• _Task description_
Below are the records. Gather each line that holds "nature".

Stored data entries
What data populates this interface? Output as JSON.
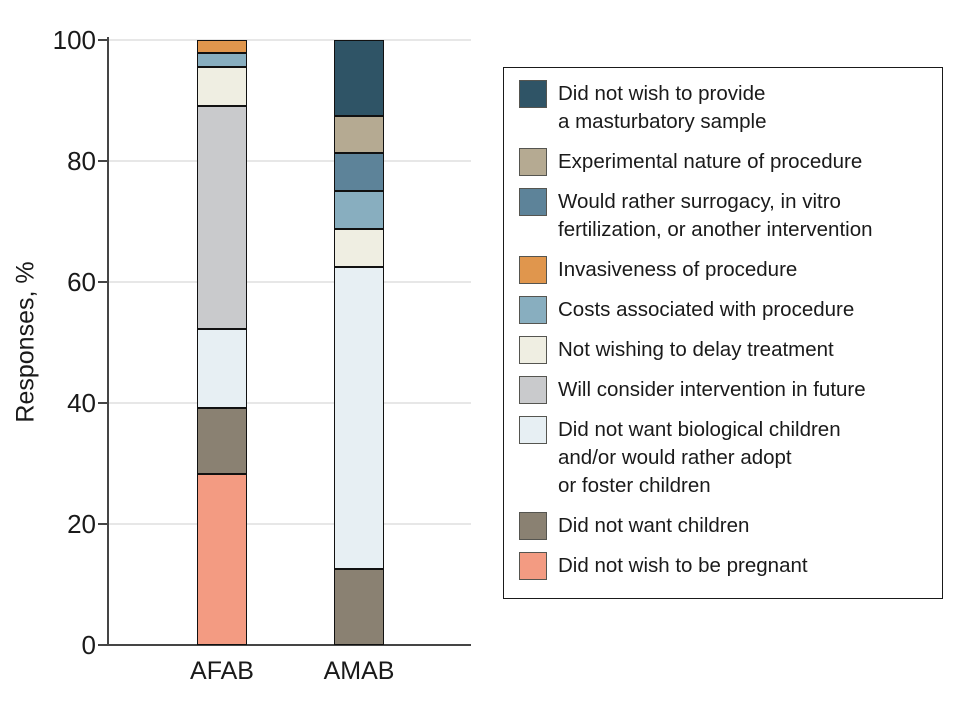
{
  "figure": {
    "background": "#ffffff"
  },
  "colors": {
    "gridline": "#e7e7e7",
    "axis": "#454545",
    "text": "#1a1a1a",
    "segment_border": "#111111",
    "legend_border": "#1a1a1a"
  },
  "chart_data": {
    "type": "bar",
    "variant": "stacked-vertical",
    "title": "",
    "xlabel": "",
    "ylabel": "Responses, %",
    "ylim": [
      0,
      100
    ],
    "yticks": [
      0,
      20,
      40,
      60,
      80,
      100
    ],
    "grid": "horizontal",
    "legend_position": "right",
    "legend_order": "top-of-stack-first",
    "categories": [
      "AFAB",
      "AMAB"
    ],
    "series": [
      {
        "name": "Did not wish to be pregnant",
        "color": "#F39B82",
        "values": [
          28.3,
          0
        ],
        "legend_lines": [
          "Did not wish to be pregnant"
        ]
      },
      {
        "name": "Did not want children",
        "color": "#8A8172",
        "values": [
          10.9,
          12.5
        ],
        "legend_lines": [
          "Did not want children"
        ]
      },
      {
        "name": "Did not want biological children and/or would rather adopt or foster children",
        "color": "#E7EFF3",
        "values": [
          13.0,
          50.0
        ],
        "legend_lines": [
          "Did not want biological children",
          "and/or would rather adopt",
          "or foster children"
        ]
      },
      {
        "name": "Will consider intervention in future",
        "color": "#C9CACC",
        "values": [
          36.9,
          0
        ],
        "legend_lines": [
          "Will consider intervention in future"
        ]
      },
      {
        "name": "Not wishing to delay treatment",
        "color": "#EFEEE2",
        "values": [
          6.5,
          6.25
        ],
        "legend_lines": [
          "Not wishing to delay treatment"
        ]
      },
      {
        "name": "Costs associated with procedure",
        "color": "#88AEBF",
        "values": [
          2.2,
          6.25
        ],
        "legend_lines": [
          "Costs associated with procedure"
        ]
      },
      {
        "name": "Invasiveness of procedure",
        "color": "#E0964D",
        "values": [
          2.2,
          0
        ],
        "legend_lines": [
          "Invasiveness of procedure"
        ]
      },
      {
        "name": "Would rather surrogacy, in vitro fertilization, or another intervention",
        "color": "#5D8399",
        "values": [
          0,
          6.25
        ],
        "legend_lines": [
          "Would rather surrogacy, in vitro",
          "fertilization, or another intervention"
        ]
      },
      {
        "name": "Experimental nature of procedure",
        "color": "#B5AA92",
        "values": [
          0,
          6.25
        ],
        "legend_lines": [
          "Experimental nature of procedure"
        ]
      },
      {
        "name": "Did not wish to provide a masturbatory sample",
        "color": "#2F5466",
        "values": [
          0,
          12.5
        ],
        "legend_lines": [
          "Did not wish to provide",
          "a masturbatory sample"
        ]
      }
    ]
  }
}
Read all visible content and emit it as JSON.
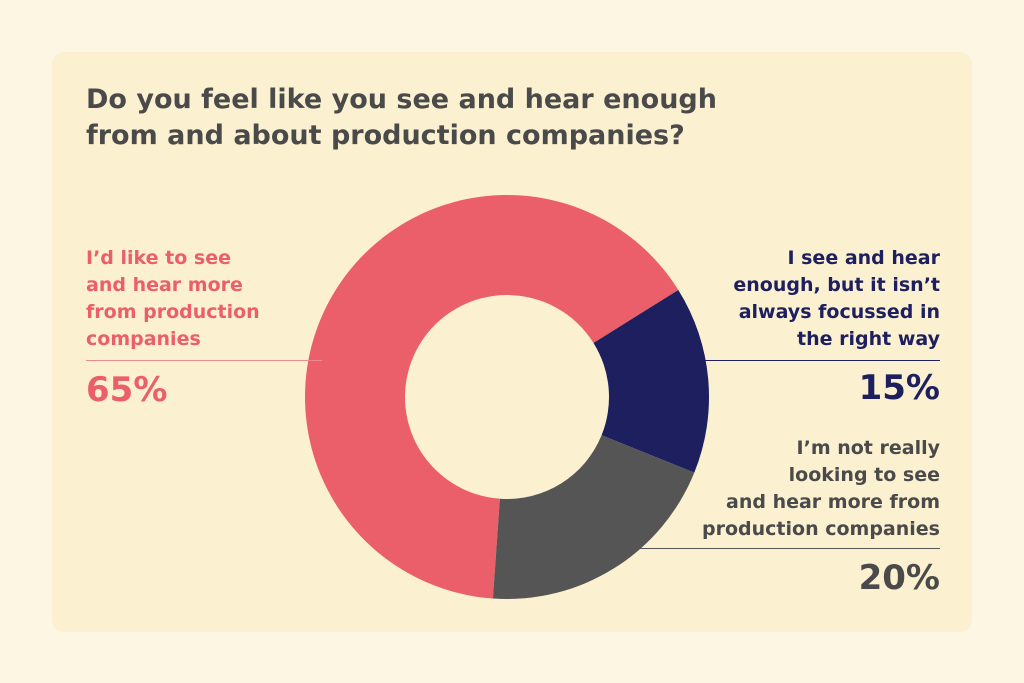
{
  "title_lines": [
    "Do you feel like you see and hear enough",
    "from and about production companies?"
  ],
  "chart_data": {
    "type": "pie",
    "variant": "donut",
    "title": "Do you feel like you see and hear enough from and about production companies?",
    "slices": [
      {
        "label_lines": [
          "I’d like to see",
          "and hear more",
          "from production",
          "companies"
        ],
        "value": 65,
        "value_label": "65%",
        "color": "#ea5f69"
      },
      {
        "label_lines": [
          "I see and hear",
          "enough, but it isn’t",
          "always focussed in",
          "the right way"
        ],
        "value": 15,
        "value_label": "15%",
        "color": "#1d1f5f"
      },
      {
        "label_lines": [
          "I’m not really",
          "looking to see",
          "and hear more from",
          "production companies"
        ],
        "value": 20,
        "value_label": "20%",
        "color": "#555555"
      }
    ],
    "legend_placement": "callouts"
  },
  "colors": {
    "background": "#fdf6e3",
    "card": "#fbf0d0",
    "title": "#4a4a4a"
  }
}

• _Solution_
        "name": "Experimental nature of procedure",
          "Experimental nature of procedure"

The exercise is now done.